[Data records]
------------------------

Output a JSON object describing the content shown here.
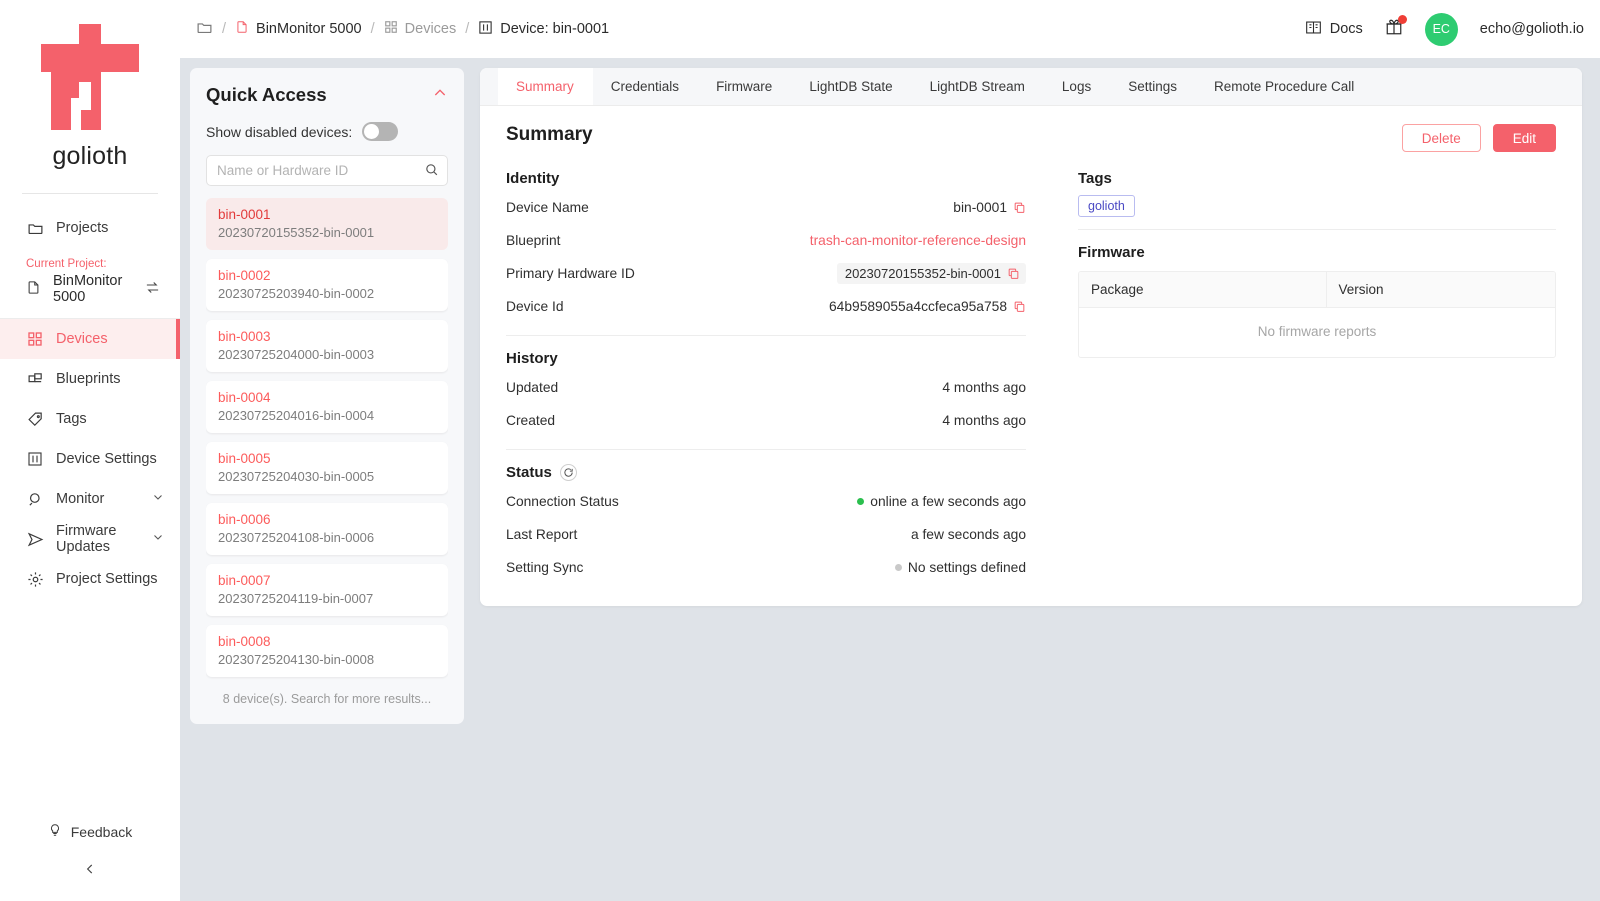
{
  "brand": {
    "name": "golioth",
    "accent": "#f4616b"
  },
  "breadcrumb": {
    "project": "BinMonitor 5000",
    "devices": "Devices",
    "device": "Device: bin-0001"
  },
  "topbar": {
    "docs_label": "Docs",
    "avatar_initials": "EC",
    "email": "echo@golioth.io"
  },
  "sidebar": {
    "projects_label": "Projects",
    "current_project_label": "Current Project:",
    "current_project": "BinMonitor 5000",
    "items": [
      {
        "label": "Devices"
      },
      {
        "label": "Blueprints"
      },
      {
        "label": "Tags"
      },
      {
        "label": "Device Settings"
      },
      {
        "label": "Monitor"
      },
      {
        "label": "Firmware Updates"
      },
      {
        "label": "Project Settings"
      }
    ],
    "feedback_label": "Feedback"
  },
  "quick_access": {
    "title": "Quick Access",
    "toggle_label": "Show disabled devices:",
    "toggle_state": "off",
    "search_placeholder": "Name or Hardware ID",
    "search_value": "",
    "footer": "8 device(s). Search for more results...",
    "devices": [
      {
        "name": "bin-0001",
        "hardware_id": "20230720155352-bin-0001",
        "selected": true
      },
      {
        "name": "bin-0002",
        "hardware_id": "20230725203940-bin-0002",
        "selected": false
      },
      {
        "name": "bin-0003",
        "hardware_id": "20230725204000-bin-0003",
        "selected": false
      },
      {
        "name": "bin-0004",
        "hardware_id": "20230725204016-bin-0004",
        "selected": false
      },
      {
        "name": "bin-0005",
        "hardware_id": "20230725204030-bin-0005",
        "selected": false
      },
      {
        "name": "bin-0006",
        "hardware_id": "20230725204108-bin-0006",
        "selected": false
      },
      {
        "name": "bin-0007",
        "hardware_id": "20230725204119-bin-0007",
        "selected": false
      },
      {
        "name": "bin-0008",
        "hardware_id": "20230725204130-bin-0008",
        "selected": false
      }
    ]
  },
  "tabs": [
    {
      "label": "Summary",
      "active": true
    },
    {
      "label": "Credentials",
      "active": false
    },
    {
      "label": "Firmware",
      "active": false
    },
    {
      "label": "LightDB State",
      "active": false
    },
    {
      "label": "LightDB Stream",
      "active": false
    },
    {
      "label": "Logs",
      "active": false
    },
    {
      "label": "Settings",
      "active": false
    },
    {
      "label": "Remote Procedure Call",
      "active": false
    }
  ],
  "summary": {
    "title": "Summary",
    "delete_label": "Delete",
    "edit_label": "Edit",
    "identity": {
      "heading": "Identity",
      "device_name_label": "Device Name",
      "device_name_value": "bin-0001",
      "blueprint_label": "Blueprint",
      "blueprint_value": "trash-can-monitor-reference-design",
      "hardware_id_label": "Primary Hardware ID",
      "hardware_id_value": "20230720155352-bin-0001",
      "device_id_label": "Device Id",
      "device_id_value": "64b9589055a4ccfeca95a758"
    },
    "history": {
      "heading": "History",
      "updated_label": "Updated",
      "updated_value": "4 months ago",
      "created_label": "Created",
      "created_value": "4 months ago"
    },
    "status": {
      "heading": "Status",
      "connection_label": "Connection Status",
      "connection_value": "online a few seconds ago",
      "last_report_label": "Last Report",
      "last_report_value": "a few seconds ago",
      "setting_sync_label": "Setting Sync",
      "setting_sync_value": "No settings defined"
    },
    "tags": {
      "heading": "Tags",
      "items": [
        "golioth"
      ]
    },
    "firmware": {
      "heading": "Firmware",
      "columns": [
        "Package",
        "Version"
      ],
      "empty_text": "No firmware reports"
    }
  }
}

------------------------

All of the data above should be quoted exactly, except for the pictures.

Output a JSON object describing the content shown here.
{
  "brand": {
    "name": "golioth",
    "accent": "#f4616b"
  },
  "breadcrumb": {
    "project": "BinMonitor 5000",
    "devices": "Devices",
    "device": "Device: bin-0001"
  },
  "topbar": {
    "docs_label": "Docs",
    "avatar_initials": "EC",
    "email": "echo@golioth.io"
  },
  "sidebar": {
    "projects_label": "Projects",
    "current_project_label": "Current Project:",
    "current_project": "BinMonitor 5000",
    "items": [
      {
        "label": "Devices"
      },
      {
        "label": "Blueprints"
      },
      {
        "label": "Tags"
      },
      {
        "label": "Device Settings"
      },
      {
        "label": "Monitor"
      },
      {
        "label": "Firmware Updates"
      },
      {
        "label": "Project Settings"
      }
    ],
    "feedback_label": "Feedback"
  },
  "quick_access": {
    "title": "Quick Access",
    "toggle_label": "Show disabled devices:",
    "toggle_state": "off",
    "search_placeholder": "Name or Hardware ID",
    "search_value": "",
    "footer": "8 device(s). Search for more results...",
    "devices": [
      {
        "name": "bin-0001",
        "hardware_id": "20230720155352-bin-0001",
        "selected": true
      },
      {
        "name": "bin-0002",
        "hardware_id": "20230725203940-bin-0002",
        "selected": false
      },
      {
        "name": "bin-0003",
        "hardware_id": "20230725204000-bin-0003",
        "selected": false
      },
      {
        "name": "bin-0004",
        "hardware_id": "20230725204016-bin-0004",
        "selected": false
      },
      {
        "name": "bin-0005",
        "hardware_id": "20230725204030-bin-0005",
        "selected": false
      },
      {
        "name": "bin-0006",
        "hardware_id": "20230725204108-bin-0006",
        "selected": false
      },
      {
        "name": "bin-0007",
        "hardware_id": "20230725204119-bin-0007",
        "selected": false
      },
      {
        "name": "bin-0008",
        "hardware_id": "20230725204130-bin-0008",
        "selected": false
      }
    ]
  },
  "tabs": [
    {
      "label": "Summary",
      "active": true
    },
    {
      "label": "Credentials",
      "active": false
    },
    {
      "label": "Firmware",
      "active": false
    },
    {
      "label": "LightDB State",
      "active": false
    },
    {
      "label": "LightDB Stream",
      "active": false
    },
    {
      "label": "Logs",
      "active": false
    },
    {
      "label": "Settings",
      "active": false
    },
    {
      "label": "Remote Procedure Call",
      "active": false
    }
  ],
  "summary": {
    "title": "Summary",
    "delete_label": "Delete",
    "edit_label": "Edit",
    "identity": {
      "heading": "Identity",
      "device_name_label": "Device Name",
      "device_name_value": "bin-0001",
      "blueprint_label": "Blueprint",
      "blueprint_value": "trash-can-monitor-reference-design",
      "hardware_id_label": "Primary Hardware ID",
      "hardware_id_value": "20230720155352-bin-0001",
      "device_id_label": "Device Id",
      "device_id_value": "64b9589055a4ccfeca95a758"
    },
    "history": {
      "heading": "History",
      "updated_label": "Updated",
      "updated_value": "4 months ago",
      "created_label": "Created",
      "created_value": "4 months ago"
    },
    "status": {
      "heading": "Status",
      "connection_label": "Connection Status",
      "connection_value": "online a few seconds ago",
      "last_report_label": "Last Report",
      "last_report_value": "a few seconds ago",
      "setting_sync_label": "Setting Sync",
      "setting_sync_value": "No settings defined"
    },
    "tags": {
      "heading": "Tags",
      "items": [
        "golioth"
      ]
    },
    "firmware": {
      "heading": "Firmware",
      "columns": [
        "Package",
        "Version"
      ],
      "empty_text": "No firmware reports"
    }
  }
}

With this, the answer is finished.